• [BRIEF]
Look at each line of the records and count those with "title" in them. Please answer with the count alone.

— START OF EXTRACTED MATERIAL —

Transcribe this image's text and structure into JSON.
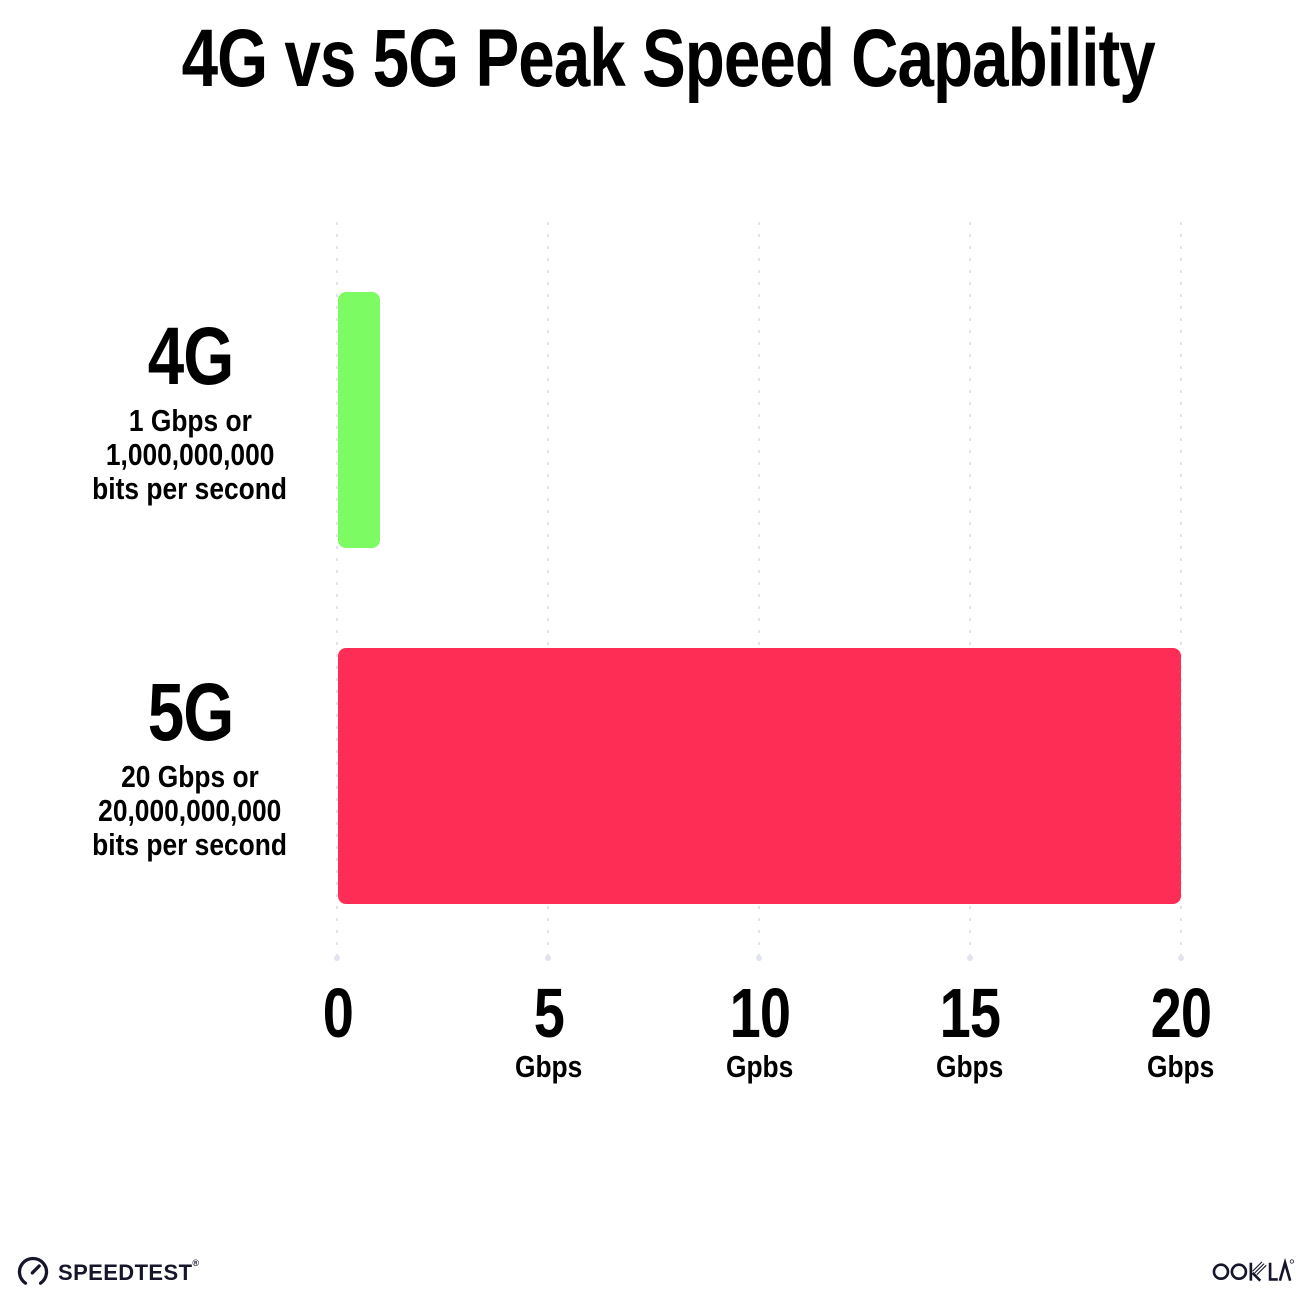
{
  "title": "4G vs 5G Peak Speed Capability",
  "chart_data": {
    "type": "bar",
    "orientation": "horizontal",
    "title": "4G vs 5G Peak Speed Capability",
    "categories": [
      "4G",
      "5G"
    ],
    "values": [
      1,
      20
    ],
    "unit": "Gbps",
    "xlim": [
      0,
      20
    ],
    "x_tick_values": [
      0,
      5,
      10,
      15,
      20
    ],
    "grid": "vertical-dotted",
    "legend": "none",
    "rows": [
      {
        "label": "4G",
        "sublines": [
          "1 Gbps or",
          "1,000,000,000",
          "bits per second"
        ],
        "value_gbps": 1,
        "bar_color": "#7cfb62"
      },
      {
        "label": "5G",
        "sublines": [
          "20 Gbps or",
          "20,000,000,000",
          "bits per second"
        ],
        "value_gbps": 20,
        "bar_color": "#fd2d55"
      }
    ],
    "x_ticks": [
      {
        "num": "0",
        "unit": ""
      },
      {
        "num": "5",
        "unit": "Gbps"
      },
      {
        "num": "10",
        "unit": "Gpbs"
      },
      {
        "num": "15",
        "unit": "Gbps"
      },
      {
        "num": "20",
        "unit": "Gbps"
      }
    ]
  },
  "colors": {
    "bar_4g": "#7cfb62",
    "bar_5g": "#fd2d55",
    "gridline": "#e1e3ef",
    "text": "#000000",
    "footer_logos": "#15162c",
    "background": "#ffffff"
  },
  "footer": {
    "speedtest_label": "SPEEDTEST",
    "speedtest_trademark": "®",
    "ookla_label": "OOKLA"
  }
}
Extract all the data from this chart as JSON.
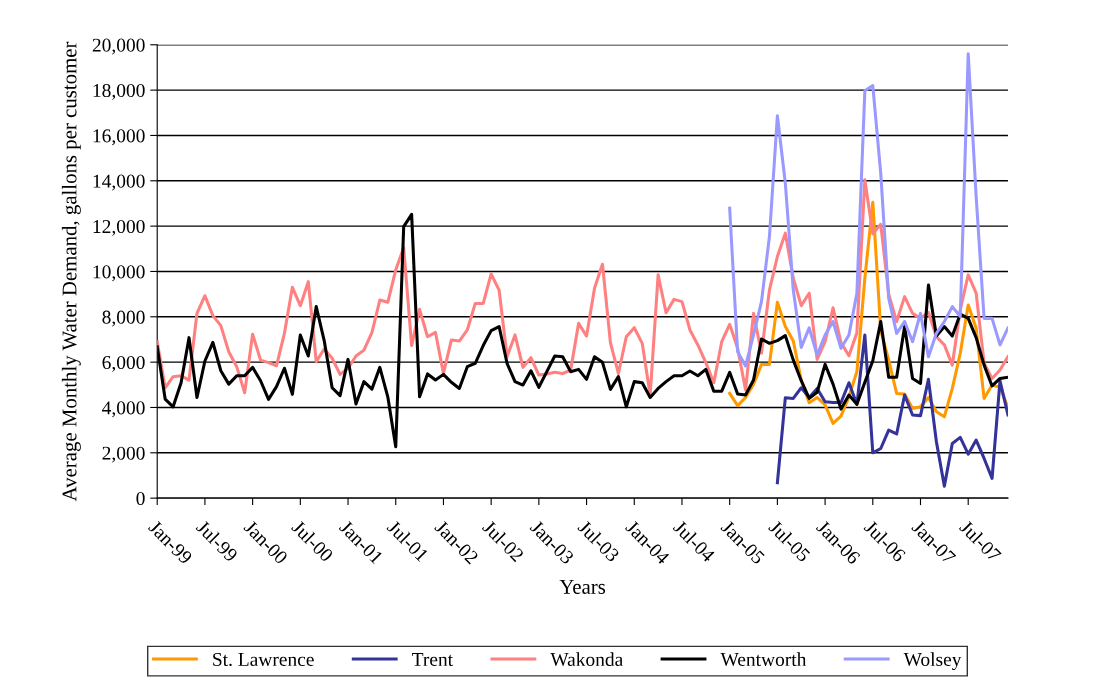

— END OF EXTRACTED MATERIAL —

• [EXPECTED ANSWER]
2